> **TASK DIRECTIONS**
Gather each line containing the string "felhasználás" from these entries.

● ● ● ●

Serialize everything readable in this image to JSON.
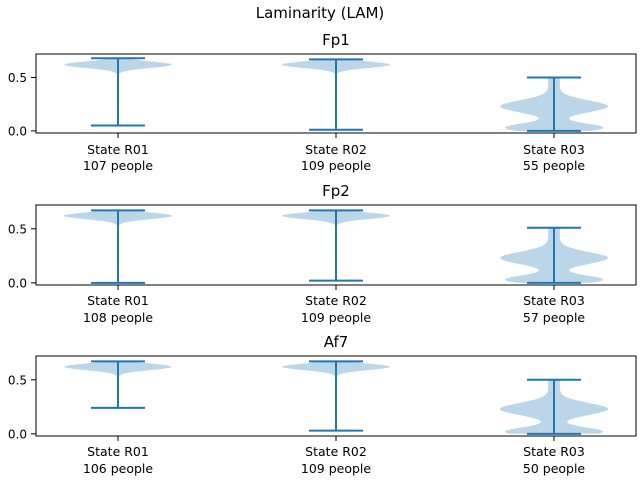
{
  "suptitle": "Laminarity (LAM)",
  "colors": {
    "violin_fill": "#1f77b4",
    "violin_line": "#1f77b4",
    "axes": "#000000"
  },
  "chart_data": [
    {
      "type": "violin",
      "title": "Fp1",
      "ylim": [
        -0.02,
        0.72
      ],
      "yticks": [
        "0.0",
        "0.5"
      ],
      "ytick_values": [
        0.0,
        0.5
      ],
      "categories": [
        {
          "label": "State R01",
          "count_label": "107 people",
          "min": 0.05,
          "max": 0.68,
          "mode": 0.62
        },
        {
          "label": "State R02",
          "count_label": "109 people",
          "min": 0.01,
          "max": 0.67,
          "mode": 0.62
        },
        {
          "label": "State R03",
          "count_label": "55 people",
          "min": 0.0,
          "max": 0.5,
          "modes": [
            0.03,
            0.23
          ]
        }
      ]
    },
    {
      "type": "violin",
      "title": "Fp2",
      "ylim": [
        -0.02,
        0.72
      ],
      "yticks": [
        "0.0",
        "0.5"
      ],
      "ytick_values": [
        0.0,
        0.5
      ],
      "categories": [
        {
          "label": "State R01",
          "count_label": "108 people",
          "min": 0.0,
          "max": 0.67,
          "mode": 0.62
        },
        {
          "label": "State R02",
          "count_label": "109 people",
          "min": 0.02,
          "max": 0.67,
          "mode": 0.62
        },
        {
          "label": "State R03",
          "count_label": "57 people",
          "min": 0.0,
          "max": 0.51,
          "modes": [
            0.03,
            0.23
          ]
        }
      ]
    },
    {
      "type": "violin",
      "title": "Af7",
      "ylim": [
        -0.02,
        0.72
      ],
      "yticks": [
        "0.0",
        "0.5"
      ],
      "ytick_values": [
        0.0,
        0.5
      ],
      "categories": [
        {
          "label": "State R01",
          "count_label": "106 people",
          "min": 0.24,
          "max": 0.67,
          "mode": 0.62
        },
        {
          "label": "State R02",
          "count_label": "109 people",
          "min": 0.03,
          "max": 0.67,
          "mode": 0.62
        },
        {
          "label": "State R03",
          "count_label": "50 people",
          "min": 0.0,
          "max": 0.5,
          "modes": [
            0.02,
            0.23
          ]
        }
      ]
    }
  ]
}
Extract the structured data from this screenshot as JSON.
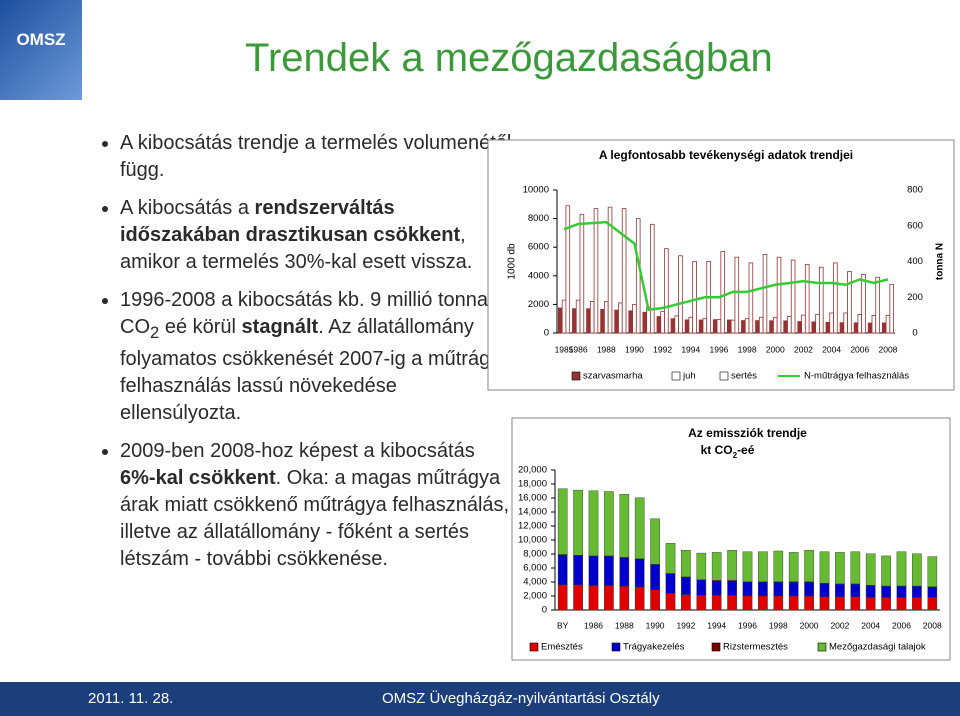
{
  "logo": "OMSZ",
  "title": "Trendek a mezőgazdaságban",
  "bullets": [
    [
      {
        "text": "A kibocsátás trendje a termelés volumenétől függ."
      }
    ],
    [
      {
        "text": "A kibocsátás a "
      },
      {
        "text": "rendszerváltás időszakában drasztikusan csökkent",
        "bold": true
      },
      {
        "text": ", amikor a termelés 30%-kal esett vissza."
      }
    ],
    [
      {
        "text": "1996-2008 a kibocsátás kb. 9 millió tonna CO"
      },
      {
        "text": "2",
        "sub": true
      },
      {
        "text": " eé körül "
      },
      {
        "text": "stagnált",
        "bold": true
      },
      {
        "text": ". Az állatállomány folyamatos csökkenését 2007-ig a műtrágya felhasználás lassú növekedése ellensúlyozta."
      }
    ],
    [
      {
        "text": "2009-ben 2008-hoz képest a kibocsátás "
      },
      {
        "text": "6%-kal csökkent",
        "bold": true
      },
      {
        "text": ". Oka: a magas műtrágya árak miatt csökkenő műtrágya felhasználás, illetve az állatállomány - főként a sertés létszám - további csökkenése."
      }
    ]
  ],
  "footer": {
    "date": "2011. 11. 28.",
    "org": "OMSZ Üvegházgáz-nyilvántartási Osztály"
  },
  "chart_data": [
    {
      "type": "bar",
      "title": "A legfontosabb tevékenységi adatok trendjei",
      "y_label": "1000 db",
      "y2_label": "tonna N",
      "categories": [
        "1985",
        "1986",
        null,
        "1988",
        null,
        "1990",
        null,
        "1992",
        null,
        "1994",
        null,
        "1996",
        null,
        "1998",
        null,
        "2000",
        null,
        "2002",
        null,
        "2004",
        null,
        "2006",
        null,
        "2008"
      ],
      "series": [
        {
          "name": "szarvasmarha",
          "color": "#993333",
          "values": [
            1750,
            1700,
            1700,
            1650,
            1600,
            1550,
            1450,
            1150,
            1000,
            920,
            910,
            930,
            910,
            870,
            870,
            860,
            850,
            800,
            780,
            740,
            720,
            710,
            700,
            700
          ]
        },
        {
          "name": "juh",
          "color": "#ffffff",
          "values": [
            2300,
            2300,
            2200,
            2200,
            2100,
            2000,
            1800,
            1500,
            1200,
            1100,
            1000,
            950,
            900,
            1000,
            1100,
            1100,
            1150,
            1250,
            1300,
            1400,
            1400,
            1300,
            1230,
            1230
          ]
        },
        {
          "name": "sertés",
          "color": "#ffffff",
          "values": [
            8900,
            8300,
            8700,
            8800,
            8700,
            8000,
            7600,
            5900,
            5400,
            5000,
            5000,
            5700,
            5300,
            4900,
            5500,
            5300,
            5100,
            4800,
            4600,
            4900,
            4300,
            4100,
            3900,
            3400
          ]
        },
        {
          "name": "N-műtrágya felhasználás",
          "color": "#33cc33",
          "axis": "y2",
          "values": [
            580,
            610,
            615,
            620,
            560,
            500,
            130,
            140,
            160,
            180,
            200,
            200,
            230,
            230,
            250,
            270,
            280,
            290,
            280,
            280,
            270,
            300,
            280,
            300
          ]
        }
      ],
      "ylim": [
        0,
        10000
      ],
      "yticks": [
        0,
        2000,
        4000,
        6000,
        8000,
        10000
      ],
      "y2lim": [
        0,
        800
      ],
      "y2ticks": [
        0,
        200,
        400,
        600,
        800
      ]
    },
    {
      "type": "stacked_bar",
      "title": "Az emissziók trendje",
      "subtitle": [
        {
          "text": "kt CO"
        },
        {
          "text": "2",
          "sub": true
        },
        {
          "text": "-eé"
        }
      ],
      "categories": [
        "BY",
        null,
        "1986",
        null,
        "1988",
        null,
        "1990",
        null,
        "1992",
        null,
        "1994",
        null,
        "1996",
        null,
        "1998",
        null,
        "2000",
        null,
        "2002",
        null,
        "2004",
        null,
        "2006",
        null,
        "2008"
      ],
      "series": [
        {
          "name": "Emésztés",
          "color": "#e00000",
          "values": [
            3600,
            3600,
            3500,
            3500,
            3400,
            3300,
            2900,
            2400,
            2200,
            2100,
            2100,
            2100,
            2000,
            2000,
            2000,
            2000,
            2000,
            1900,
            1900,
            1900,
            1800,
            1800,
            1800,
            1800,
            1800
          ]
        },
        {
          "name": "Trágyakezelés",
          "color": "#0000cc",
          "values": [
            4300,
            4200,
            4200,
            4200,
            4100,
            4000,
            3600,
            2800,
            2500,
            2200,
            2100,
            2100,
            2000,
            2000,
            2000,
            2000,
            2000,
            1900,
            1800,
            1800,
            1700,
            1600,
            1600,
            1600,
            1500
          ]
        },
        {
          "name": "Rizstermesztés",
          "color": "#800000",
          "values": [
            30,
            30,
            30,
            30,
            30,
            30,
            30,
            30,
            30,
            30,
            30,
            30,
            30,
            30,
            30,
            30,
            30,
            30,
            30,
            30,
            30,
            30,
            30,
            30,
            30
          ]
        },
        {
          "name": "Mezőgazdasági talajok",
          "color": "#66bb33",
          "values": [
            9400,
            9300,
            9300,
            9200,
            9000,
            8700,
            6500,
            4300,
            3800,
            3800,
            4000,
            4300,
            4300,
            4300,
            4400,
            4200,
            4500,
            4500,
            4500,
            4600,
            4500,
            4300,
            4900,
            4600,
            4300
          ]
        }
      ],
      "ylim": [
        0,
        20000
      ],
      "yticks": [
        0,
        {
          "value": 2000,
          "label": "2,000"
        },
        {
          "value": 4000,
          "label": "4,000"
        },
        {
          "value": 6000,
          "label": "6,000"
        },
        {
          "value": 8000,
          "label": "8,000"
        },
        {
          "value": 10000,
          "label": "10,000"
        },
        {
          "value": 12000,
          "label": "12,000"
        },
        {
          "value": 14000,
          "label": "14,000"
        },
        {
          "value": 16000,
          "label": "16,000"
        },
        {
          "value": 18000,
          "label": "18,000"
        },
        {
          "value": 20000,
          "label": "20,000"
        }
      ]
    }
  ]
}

● ● ● ●

> **RESPONSE**
        "text": ". Az állatállomány folyamatos csökkenését 2007-ig a műtrágya felhasználás lassú növekedése ellensúlyozta."
        "text": ". Oka: a magas műtrágya árak miatt csökkenő műtrágya felhasználás, illetve az állatállomány - főként a sertés létszám - további csökkenése."
          "name": "N-műtrágya felhasználás",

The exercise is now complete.